REQUIRED TASK 1
Translate this sentence from the teaching assistant text into Spanish: "Most primary schools have an army of teaching assistants supporting children’s learning throughout the day."
REQUIRED TASK 2
Please copy out the stretch of the teaching assistant text from "In 2005 when" through "supplied by teachers.".

___ SELECTED TEXT

Amazon – https://www.amazon.co.uk/100-Ideas-Primary-Teachers-Differentiation/dp/1472941357/ref=sr_1_1?s=books&ie=UTF8&qid=1505308280&sr=1-1&refinements=p_27%3ARachel+Orr

Bloomsbury – https://www.bloomsbury.com/uk/100-ideas-for-primary-teachers-differentiation-9781472941329/

Teaching Assistants – Effective deployment

The Teaching Assistant

Most primary schools have an army of teaching assistants supporting children’s learning throughout the day.

In 2005 when workforce reform was implemented teachers were given a list of 21 tasks deemed to be of an administrative nature. Many unions produced a list similar to the following:-

o Collecting money from pupils and parents.
o Investigating a pupil’s absence.
o Bulk photocopying.
o Typing or making word-processed versions of manuscript material and producing revisions of such versions.
o Word-processing, copying and distributing bulk communications,including standard letters, to parents and pupils.
o Producing class lists on the basis of information provided by teachers.
o Keeping and filing records, including records based on data supplied by teachers.
o Preparing, setting up and taking down classroom displays in accordance with decisions taken by teachers.
o Producing analyses of attendance figures.
o Producing analyses of examination results.
o Collating pupil reports.
o Administration of work experience (but not selecting placements and supporting pupils by advice or visits).
o Administration of public and internal examinations.
o Administration of cover for absent teachers.
o Ordering, setting up and maintaining ICT equipment/software.
o Ordering supplies and equipment.
o Cataloguing, preparing, issuing and maintaining materials and equipment and stocktaking the same.
o Taking verbatim notes or producing formal minutes of meetings.

______
___ ENTRIES PROVIDED

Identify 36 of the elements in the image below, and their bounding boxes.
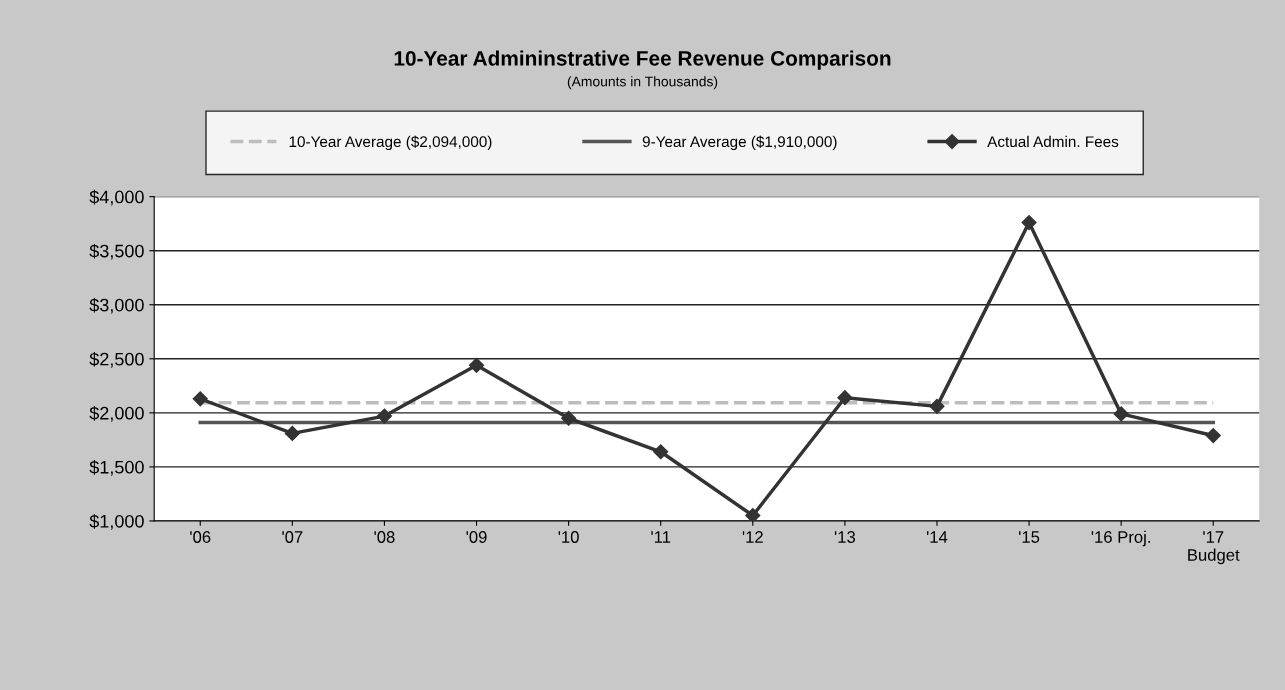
legend-label: Actual Admin. Fees <box>987 135 1119 148</box>
y-tick-label: $2,500 <box>89 351 144 368</box>
y-tick-label: $3,000 <box>89 297 144 314</box>
point <box>1113 406 1129 422</box>
chart-title: 10-Year Admininstrative Fee Revenue Comparison <box>394 50 891 70</box>
legend-label: 9-Year Average ($1,910,000) <box>642 135 837 151</box>
point <box>745 507 761 521</box>
point <box>837 390 853 406</box>
point <box>561 410 577 426</box>
x-tick-label: '16 Proj. <box>1091 530 1150 547</box>
x-tick-label: '06 <box>190 531 211 543</box>
x-tick-label: '17 Budget <box>1188 531 1240 565</box>
y-tick-label: $2,000 <box>89 406 144 422</box>
x-tick-label: '12 <box>742 531 763 543</box>
point <box>1021 215 1037 231</box>
y-tick-label: $1,500 <box>89 460 144 476</box>
chart-subtitle: (Amounts in Thousands) <box>567 76 718 90</box>
point <box>929 398 945 414</box>
point <box>376 408 392 424</box>
x-tick-label: '13 <box>834 531 856 543</box>
point <box>653 444 669 460</box>
x-tick-label: '07 <box>282 531 303 543</box>
y-tick-label: $4,000 <box>89 189 144 206</box>
x-tick-label: '10 <box>558 531 579 543</box>
point <box>284 425 300 441</box>
point <box>468 357 485 373</box>
y-tick-label: $3,500 <box>89 243 144 260</box>
x-tick-label: '09 <box>466 531 487 543</box>
y-tick-label: $1,000 <box>89 514 144 530</box>
x-tick-label: '08 <box>374 531 395 543</box>
point <box>192 391 208 407</box>
legend-label: 10-Year Average ($2,094,000) <box>289 135 492 151</box>
x-tick-label: '14 <box>926 531 948 543</box>
x-tick-label: '11 <box>651 531 671 543</box>
x-tick-label: '15 <box>1019 531 1040 543</box>
point <box>1205 427 1221 444</box>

______

TASK SOLUTION 1
La mayoría de las escuelas primarias cuentan con un ejército de asistentes de enseñanza que apoyan el aprendizaje de los niños a lo largo del día.

TASK SOLUTION 2
In 2005 when workforce reform was implemented teachers were given a list of 21 tasks deemed to be of an administrative nature. Many unions produced a list similar to the following:-

o Collecting money from pupils and parents.
o Investigating a pupil’s absence.
o Bulk photocopying.
o Typing or making word-processed versions of manuscript material and producing revisions of such versions.
o Word-processing, copying and distributing bulk communications,including standard letters, to parents and pupils.
o Producing class lists on the basis of information provided by teachers.
o Keeping and filing records, including records based on data supplied by teachers.